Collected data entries
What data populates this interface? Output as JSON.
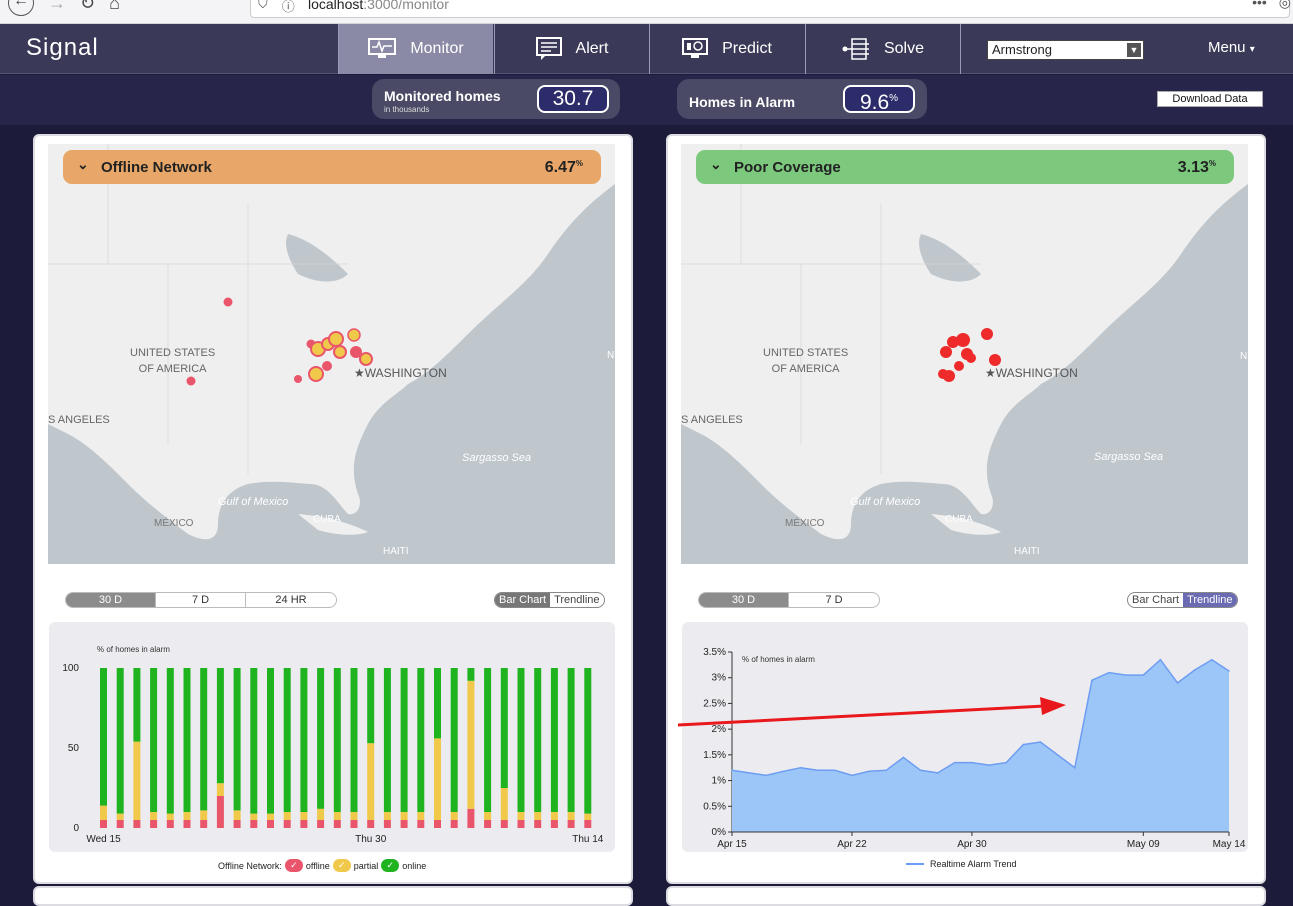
{
  "browser": {
    "url_host": "localhost",
    "url_path": ":3000/monitor"
  },
  "app": {
    "title": "Signal"
  },
  "nav": {
    "tabs": [
      {
        "label": "Monitor",
        "icon": "monitor-icon",
        "active": true
      },
      {
        "label": "Alert",
        "icon": "alert-icon",
        "active": false
      },
      {
        "label": "Predict",
        "icon": "predict-icon",
        "active": false
      },
      {
        "label": "Solve",
        "icon": "solve-icon",
        "active": false
      }
    ],
    "select_value": "Armstrong",
    "menu_label": "Menu"
  },
  "stats": {
    "monitored_label": "Monitored homes",
    "monitored_sub": "in thousands",
    "monitored_value": "30.7",
    "alarm_label": "Homes in Alarm",
    "alarm_value": "9.6",
    "alarm_unit": "%",
    "download_label": "Download Data"
  },
  "colors": {
    "offline_banner": "#e8a768",
    "coverage_banner": "#7cc97e",
    "bar_online": "#1fb31f",
    "bar_partial": "#f0c84a",
    "bar_offline": "#e9566b",
    "trend_fill": "#9cc6f7",
    "trend_line": "#6d9df2",
    "annotation_arrow": "#e8181c"
  },
  "map_labels": {
    "us": [
      "UNITED STATES",
      "OF AMERICA"
    ],
    "washington": "WASHINGTON",
    "los_angeles": "S ANGELES",
    "sargasso": "Sargasso Sea",
    "gulf": "Gulf of Mexico",
    "mexico": "MÉXICO",
    "cuba": "CUBA",
    "haiti": "HAITI",
    "edge": "N"
  },
  "card_offline": {
    "title": "Offline Network",
    "percent": "6.47",
    "unit": "%",
    "ranges": [
      "30 D",
      "7 D",
      "24 HR"
    ],
    "active_range": "30 D",
    "types": [
      "Bar Chart",
      "Trendline"
    ],
    "active_type": "Bar Chart",
    "legend_title": "Offline Network:",
    "legend": [
      "offline",
      "partial",
      "online"
    ]
  },
  "card_coverage": {
    "title": "Poor Coverage",
    "percent": "3.13",
    "unit": "%",
    "ranges": [
      "30 D",
      "7 D"
    ],
    "active_range": "30 D",
    "types": [
      "Bar Chart",
      "Trendline"
    ],
    "active_type": "Trendline",
    "legend": [
      "Realtime Alarm Trend"
    ]
  },
  "chart_data": [
    {
      "type": "bar",
      "stacked": true,
      "ylabel": "% of homes in alarm",
      "ylim": [
        0,
        100
      ],
      "yticks": [
        0,
        50,
        100
      ],
      "xtick_labels": [
        "Wed 15",
        "Thu 30",
        "Thu 14"
      ],
      "series": [
        {
          "name": "offline",
          "values": [
            5,
            5,
            5,
            5,
            5,
            5,
            5,
            20,
            5,
            5,
            5,
            5,
            5,
            5,
            5,
            5,
            5,
            5,
            5,
            5,
            5,
            5,
            12,
            5,
            5,
            5,
            5,
            5,
            5,
            5
          ]
        },
        {
          "name": "partial",
          "values": [
            9,
            4,
            49,
            5,
            4,
            5,
            6,
            8,
            6,
            4,
            4,
            5,
            5,
            7,
            5,
            5,
            48,
            5,
            5,
            5,
            51,
            5,
            80,
            5,
            20,
            5,
            5,
            5,
            5,
            4
          ]
        },
        {
          "name": "online",
          "values": [
            86,
            91,
            46,
            90,
            91,
            90,
            89,
            72,
            89,
            91,
            91,
            90,
            90,
            88,
            90,
            90,
            47,
            90,
            90,
            90,
            44,
            90,
            8,
            90,
            75,
            90,
            90,
            90,
            90,
            91
          ]
        }
      ]
    },
    {
      "type": "area",
      "ylabel": "% of homes in alarm",
      "ylim": [
        0,
        3.5
      ],
      "yticks": [
        "0%",
        "0.5%",
        "1%",
        "1.5%",
        "2%",
        "2.5%",
        "3%",
        "3.5%"
      ],
      "xtick_labels": [
        "Apr 15",
        "Apr 22",
        "Apr 30",
        "May 09",
        "May 14"
      ],
      "series": [
        {
          "name": "Realtime Alarm Trend",
          "values": [
            1.2,
            1.15,
            1.1,
            1.18,
            1.25,
            1.2,
            1.2,
            1.1,
            1.18,
            1.2,
            1.45,
            1.2,
            1.15,
            1.35,
            1.35,
            1.3,
            1.35,
            1.7,
            1.75,
            1.5,
            1.25,
            2.95,
            3.1,
            3.05,
            3.05,
            3.35,
            2.9,
            3.15,
            3.35,
            3.13
          ]
        }
      ]
    }
  ]
}
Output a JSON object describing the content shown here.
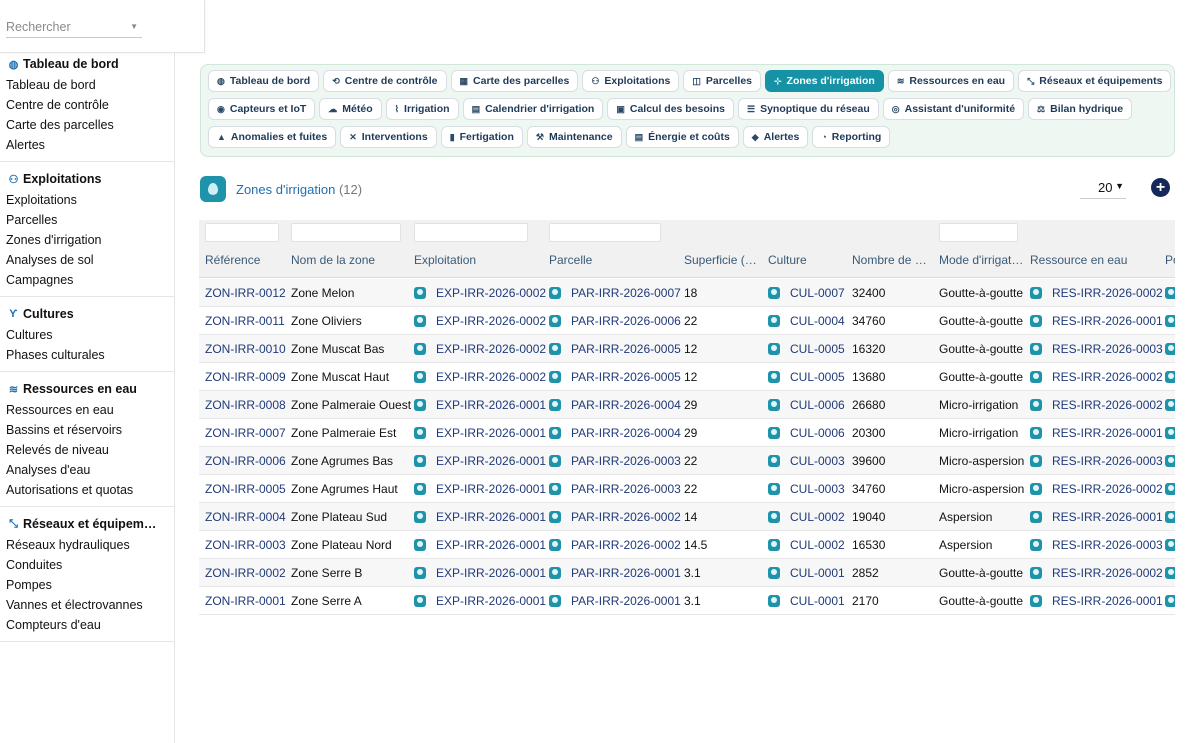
{
  "search": {
    "placeholder": "Rechercher"
  },
  "sidebar": {
    "sections": [
      {
        "title": "Tableau de bord",
        "icon": "dashboard-icon",
        "items": [
          "Tableau de bord",
          "Centre de contrôle",
          "Carte des parcelles",
          "Alertes"
        ]
      },
      {
        "title": "Exploitations",
        "icon": "farm-icon",
        "items": [
          "Exploitations",
          "Parcelles",
          "Zones d'irrigation",
          "Analyses de sol",
          "Campagnes"
        ]
      },
      {
        "title": "Cultures",
        "icon": "sprout-icon",
        "items": [
          "Cultures",
          "Phases culturales"
        ]
      },
      {
        "title": "Ressources en eau",
        "icon": "water-icon",
        "items": [
          "Ressources en eau",
          "Bassins et réservoirs",
          "Relevés de niveau",
          "Analyses d'eau",
          "Autorisations et quotas"
        ]
      },
      {
        "title": "Réseaux et équipem…",
        "icon": "network-icon",
        "items": [
          "Réseaux hydrauliques",
          "Conduites",
          "Pompes",
          "Vannes et électrovannes",
          "Compteurs d'eau"
        ]
      }
    ]
  },
  "tabs": {
    "rows": [
      [
        {
          "label": "Tableau de bord",
          "icon": "◍"
        },
        {
          "label": "Centre de contrôle",
          "icon": "⟲"
        },
        {
          "label": "Carte des parcelles",
          "icon": "▦"
        },
        {
          "label": "Exploitations",
          "icon": "⚇"
        },
        {
          "label": "Parcelles",
          "icon": "◫"
        },
        {
          "label": "Zones d'irrigation",
          "icon": "⊹",
          "active": true
        },
        {
          "label": "Ressources en eau",
          "icon": "≋"
        },
        {
          "label": "Réseaux et équipements",
          "icon": "⤡"
        }
      ],
      [
        {
          "label": "Capteurs et IoT",
          "icon": "◉"
        },
        {
          "label": "Météo",
          "icon": "☁"
        },
        {
          "label": "Irrigation",
          "icon": "⌇"
        },
        {
          "label": "Calendrier d'irrigation",
          "icon": "▤"
        },
        {
          "label": "Calcul des besoins",
          "icon": "▣"
        },
        {
          "label": "Synoptique du réseau",
          "icon": "☰"
        },
        {
          "label": "Assistant d'uniformité",
          "icon": "◎"
        },
        {
          "label": "Bilan hydrique",
          "icon": "⚖"
        }
      ],
      [
        {
          "label": "Anomalies et fuites",
          "icon": "▲"
        },
        {
          "label": "Interventions",
          "icon": "✕"
        },
        {
          "label": "Fertigation",
          "icon": "▮"
        },
        {
          "label": "Maintenance",
          "icon": "⚒"
        },
        {
          "label": "Énergie et coûts",
          "icon": "▤"
        },
        {
          "label": "Alertes",
          "icon": "◆"
        },
        {
          "label": "Reporting",
          "icon": "◔"
        }
      ]
    ]
  },
  "list": {
    "title": "Zones d'irrigation",
    "count": "(12)",
    "page_size": "20",
    "add_label": "+"
  },
  "grid": {
    "columns": [
      "Référence",
      "Nom de la zone",
      "Exploitation",
      "Parcelle",
      "Superficie (ha)",
      "Culture",
      "Nombre de p…",
      "Mode d'irrigat…",
      "Ressource en eau",
      "Po"
    ],
    "rows": [
      [
        "ZON-IRR-0012",
        "Zone Melon",
        "EXP-IRR-2026-0002",
        "PAR-IRR-2026-0007",
        "18",
        "CUL-0007",
        "32400",
        "Goutte-à-goutte",
        "RES-IRR-2026-0002"
      ],
      [
        "ZON-IRR-0011",
        "Zone Oliviers",
        "EXP-IRR-2026-0002",
        "PAR-IRR-2026-0006",
        "22",
        "CUL-0004",
        "34760",
        "Goutte-à-goutte",
        "RES-IRR-2026-0001"
      ],
      [
        "ZON-IRR-0010",
        "Zone Muscat Bas",
        "EXP-IRR-2026-0002",
        "PAR-IRR-2026-0005",
        "12",
        "CUL-0005",
        "16320",
        "Goutte-à-goutte",
        "RES-IRR-2026-0003"
      ],
      [
        "ZON-IRR-0009",
        "Zone Muscat Haut",
        "EXP-IRR-2026-0002",
        "PAR-IRR-2026-0005",
        "12",
        "CUL-0005",
        "13680",
        "Goutte-à-goutte",
        "RES-IRR-2026-0002"
      ],
      [
        "ZON-IRR-0008",
        "Zone Palmeraie Ouest",
        "EXP-IRR-2026-0001",
        "PAR-IRR-2026-0004",
        "29",
        "CUL-0006",
        "26680",
        "Micro-irrigation",
        "RES-IRR-2026-0002"
      ],
      [
        "ZON-IRR-0007",
        "Zone Palmeraie Est",
        "EXP-IRR-2026-0001",
        "PAR-IRR-2026-0004",
        "29",
        "CUL-0006",
        "20300",
        "Micro-irrigation",
        "RES-IRR-2026-0001"
      ],
      [
        "ZON-IRR-0006",
        "Zone Agrumes Bas",
        "EXP-IRR-2026-0001",
        "PAR-IRR-2026-0003",
        "22",
        "CUL-0003",
        "39600",
        "Micro-aspersion",
        "RES-IRR-2026-0003"
      ],
      [
        "ZON-IRR-0005",
        "Zone Agrumes Haut",
        "EXP-IRR-2026-0001",
        "PAR-IRR-2026-0003",
        "22",
        "CUL-0003",
        "34760",
        "Micro-aspersion",
        "RES-IRR-2026-0002"
      ],
      [
        "ZON-IRR-0004",
        "Zone Plateau Sud",
        "EXP-IRR-2026-0001",
        "PAR-IRR-2026-0002",
        "14",
        "CUL-0002",
        "19040",
        "Aspersion",
        "RES-IRR-2026-0001"
      ],
      [
        "ZON-IRR-0003",
        "Zone Plateau Nord",
        "EXP-IRR-2026-0001",
        "PAR-IRR-2026-0002",
        "14.5",
        "CUL-0002",
        "16530",
        "Aspersion",
        "RES-IRR-2026-0003"
      ],
      [
        "ZON-IRR-0002",
        "Zone Serre B",
        "EXP-IRR-2026-0001",
        "PAR-IRR-2026-0001",
        "3.1",
        "CUL-0001",
        "2852",
        "Goutte-à-goutte",
        "RES-IRR-2026-0002"
      ],
      [
        "ZON-IRR-0001",
        "Zone Serre A",
        "EXP-IRR-2026-0001",
        "PAR-IRR-2026-0001",
        "3.1",
        "CUL-0001",
        "2170",
        "Goutte-à-goutte",
        "RES-IRR-2026-0001"
      ]
    ]
  },
  "colors": {
    "accent": "#1592a6",
    "link": "#1f3a7a",
    "brand": "#1e93a9",
    "add_button": "#16285a"
  }
}
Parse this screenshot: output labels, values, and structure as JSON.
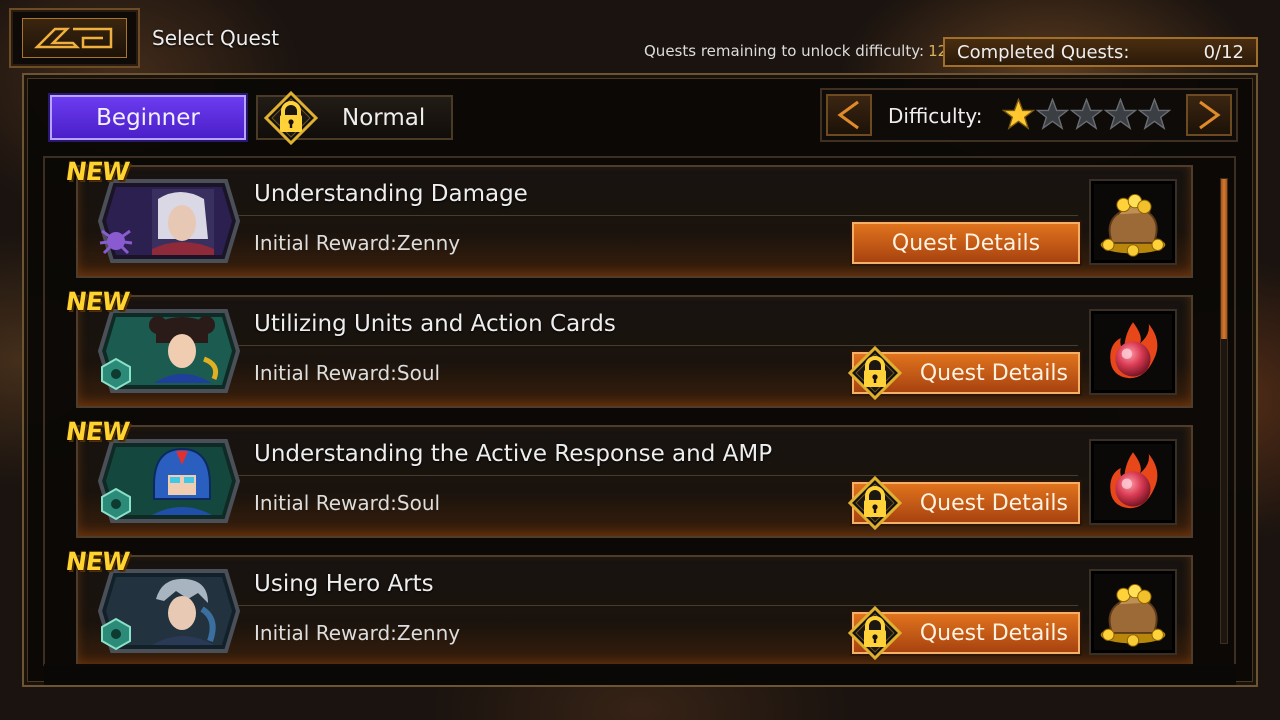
{
  "header": {
    "back_icon": "game-logo-back-icon",
    "title": "Select Quest",
    "unlock_label": "Quests remaining to unlock difficulty:",
    "unlock_count": "12",
    "completed_label": "Completed Quests:",
    "completed_value": "0/12"
  },
  "tabs": [
    {
      "label": "Beginner",
      "selected": true,
      "locked": false
    },
    {
      "label": "Normal",
      "selected": false,
      "locked": true
    }
  ],
  "difficulty": {
    "label": "Difficulty:",
    "filled_stars": 1,
    "total_stars": 5
  },
  "quests": [
    {
      "badge": "NEW",
      "title": "Understanding Damage",
      "reward": "Initial Reward:Zenny",
      "button": "Quest Details",
      "locked": false,
      "reward_icon": "zenny-bag-icon",
      "portrait": "dante-portrait"
    },
    {
      "badge": "NEW",
      "title": "Utilizing Units and Action Cards",
      "reward": "Initial Reward:Soul",
      "button": "Quest Details",
      "locked": true,
      "reward_icon": "soul-orb-icon",
      "portrait": "chun-li-portrait"
    },
    {
      "badge": "NEW",
      "title": "Understanding the Active Response and AMP",
      "reward": "Initial Reward:Soul",
      "button": "Quest Details",
      "locked": true,
      "reward_icon": "soul-orb-icon",
      "portrait": "mega-man-x-portrait"
    },
    {
      "badge": "NEW",
      "title": "Using Hero Arts",
      "reward": "Initial Reward:Zenny",
      "button": "Quest Details",
      "locked": true,
      "reward_icon": "zenny-bag-icon",
      "portrait": "nero-portrait"
    }
  ],
  "colors": {
    "accent_orange": "#d9782c",
    "beginner_purple": "#5a2ee0",
    "new_yellow": "#ffd431",
    "star_gold": "#ffc830"
  }
}
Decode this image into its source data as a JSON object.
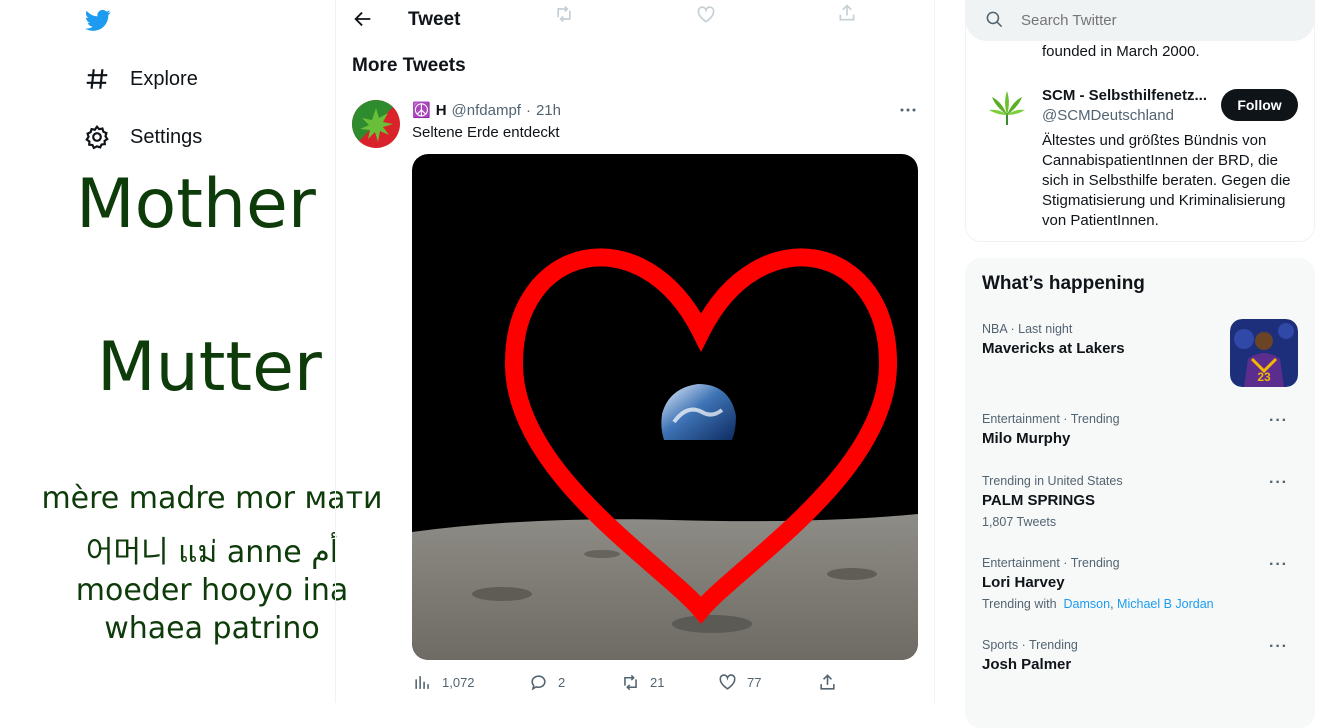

**Exercise description:**
Each line above that includes "Exploitations" should be shown.

**Finished answer:**
        "title": "Exploitations",
          "Exploitations",
          "label": "Exploitations",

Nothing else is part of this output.